DESCRIPTION OF THE TASK: Search the material below for the string "relief" and extract each line that has it.

INFORMATION PROVIDED:
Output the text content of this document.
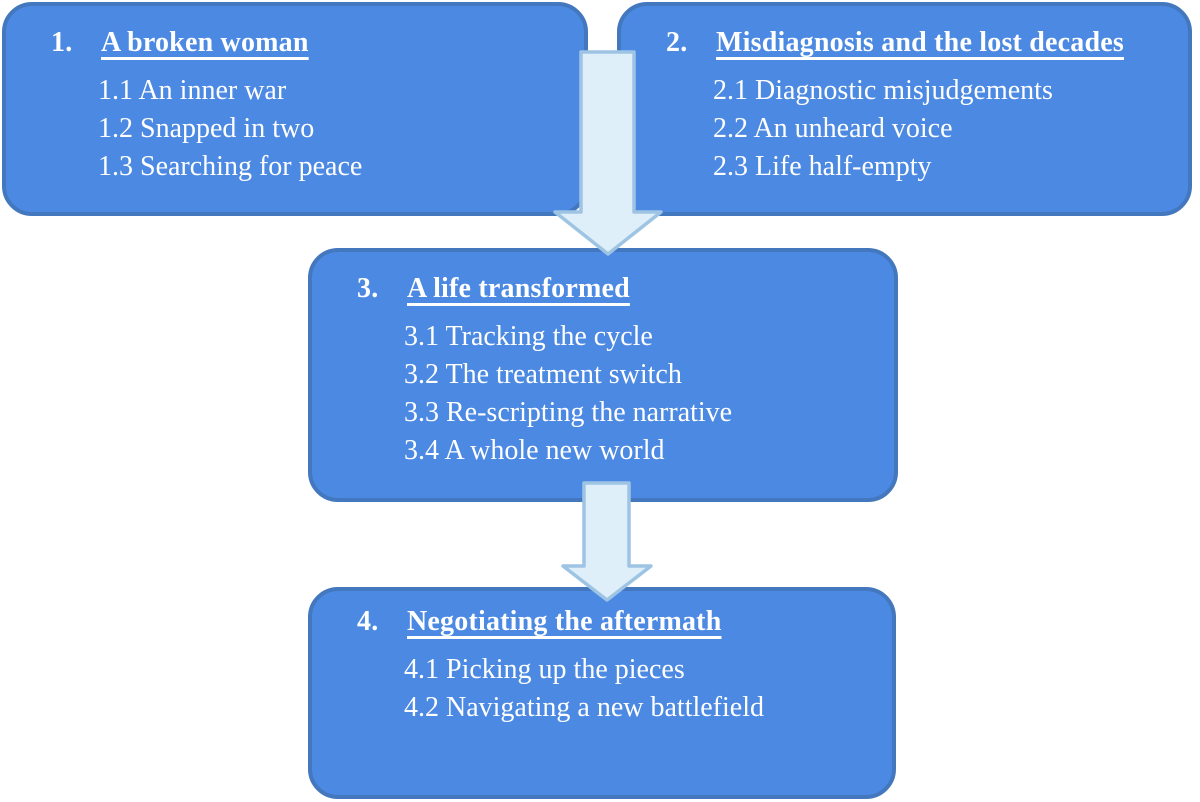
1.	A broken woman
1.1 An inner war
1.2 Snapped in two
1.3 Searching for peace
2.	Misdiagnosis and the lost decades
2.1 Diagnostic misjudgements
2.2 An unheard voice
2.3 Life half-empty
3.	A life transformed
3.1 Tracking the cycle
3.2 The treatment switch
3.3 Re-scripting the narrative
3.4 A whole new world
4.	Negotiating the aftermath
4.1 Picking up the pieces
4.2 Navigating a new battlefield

...

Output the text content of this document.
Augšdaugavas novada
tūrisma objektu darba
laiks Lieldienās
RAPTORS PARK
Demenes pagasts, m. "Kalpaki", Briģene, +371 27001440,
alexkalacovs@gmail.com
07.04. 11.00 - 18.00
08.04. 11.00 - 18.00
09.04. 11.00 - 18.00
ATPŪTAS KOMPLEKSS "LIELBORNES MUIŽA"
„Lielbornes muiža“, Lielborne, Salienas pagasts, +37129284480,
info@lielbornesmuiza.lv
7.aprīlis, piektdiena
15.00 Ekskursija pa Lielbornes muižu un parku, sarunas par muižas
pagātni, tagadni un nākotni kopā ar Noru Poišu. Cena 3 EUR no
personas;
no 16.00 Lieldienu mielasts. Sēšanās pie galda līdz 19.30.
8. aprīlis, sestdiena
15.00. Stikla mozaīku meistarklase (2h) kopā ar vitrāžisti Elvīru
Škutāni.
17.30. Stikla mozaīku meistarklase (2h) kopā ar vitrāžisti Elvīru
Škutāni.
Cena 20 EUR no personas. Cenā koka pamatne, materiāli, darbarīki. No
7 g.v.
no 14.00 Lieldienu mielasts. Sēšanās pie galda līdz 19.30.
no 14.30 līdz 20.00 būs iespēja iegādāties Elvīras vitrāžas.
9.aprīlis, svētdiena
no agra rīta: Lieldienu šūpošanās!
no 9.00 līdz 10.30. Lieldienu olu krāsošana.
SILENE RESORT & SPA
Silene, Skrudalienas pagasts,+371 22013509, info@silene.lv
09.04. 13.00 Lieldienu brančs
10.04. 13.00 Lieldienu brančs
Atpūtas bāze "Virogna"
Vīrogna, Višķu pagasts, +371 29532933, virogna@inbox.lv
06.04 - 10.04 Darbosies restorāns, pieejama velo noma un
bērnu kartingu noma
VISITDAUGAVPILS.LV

* * *

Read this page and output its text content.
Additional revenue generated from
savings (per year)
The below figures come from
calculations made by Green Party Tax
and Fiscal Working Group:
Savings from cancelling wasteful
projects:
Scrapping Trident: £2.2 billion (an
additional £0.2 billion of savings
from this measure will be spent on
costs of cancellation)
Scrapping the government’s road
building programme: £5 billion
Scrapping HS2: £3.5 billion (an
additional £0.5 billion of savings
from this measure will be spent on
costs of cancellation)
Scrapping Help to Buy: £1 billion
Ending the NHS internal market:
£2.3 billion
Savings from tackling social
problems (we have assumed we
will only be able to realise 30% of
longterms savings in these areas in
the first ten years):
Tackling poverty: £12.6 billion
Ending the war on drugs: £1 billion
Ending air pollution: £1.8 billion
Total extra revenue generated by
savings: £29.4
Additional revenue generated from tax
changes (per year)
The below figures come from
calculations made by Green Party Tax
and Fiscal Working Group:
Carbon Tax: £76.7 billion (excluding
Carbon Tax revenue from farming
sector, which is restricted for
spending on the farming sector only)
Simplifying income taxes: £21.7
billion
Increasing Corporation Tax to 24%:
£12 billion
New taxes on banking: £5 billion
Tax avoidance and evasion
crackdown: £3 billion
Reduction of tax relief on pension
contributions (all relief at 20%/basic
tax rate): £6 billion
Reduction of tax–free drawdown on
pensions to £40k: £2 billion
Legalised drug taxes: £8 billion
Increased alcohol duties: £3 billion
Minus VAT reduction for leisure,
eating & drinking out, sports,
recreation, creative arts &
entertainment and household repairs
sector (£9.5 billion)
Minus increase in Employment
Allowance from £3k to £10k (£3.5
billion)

RESULT FOR THIS EXERCISE:
Reduction of tax relief on pension
contributions (all relief at 20%/basic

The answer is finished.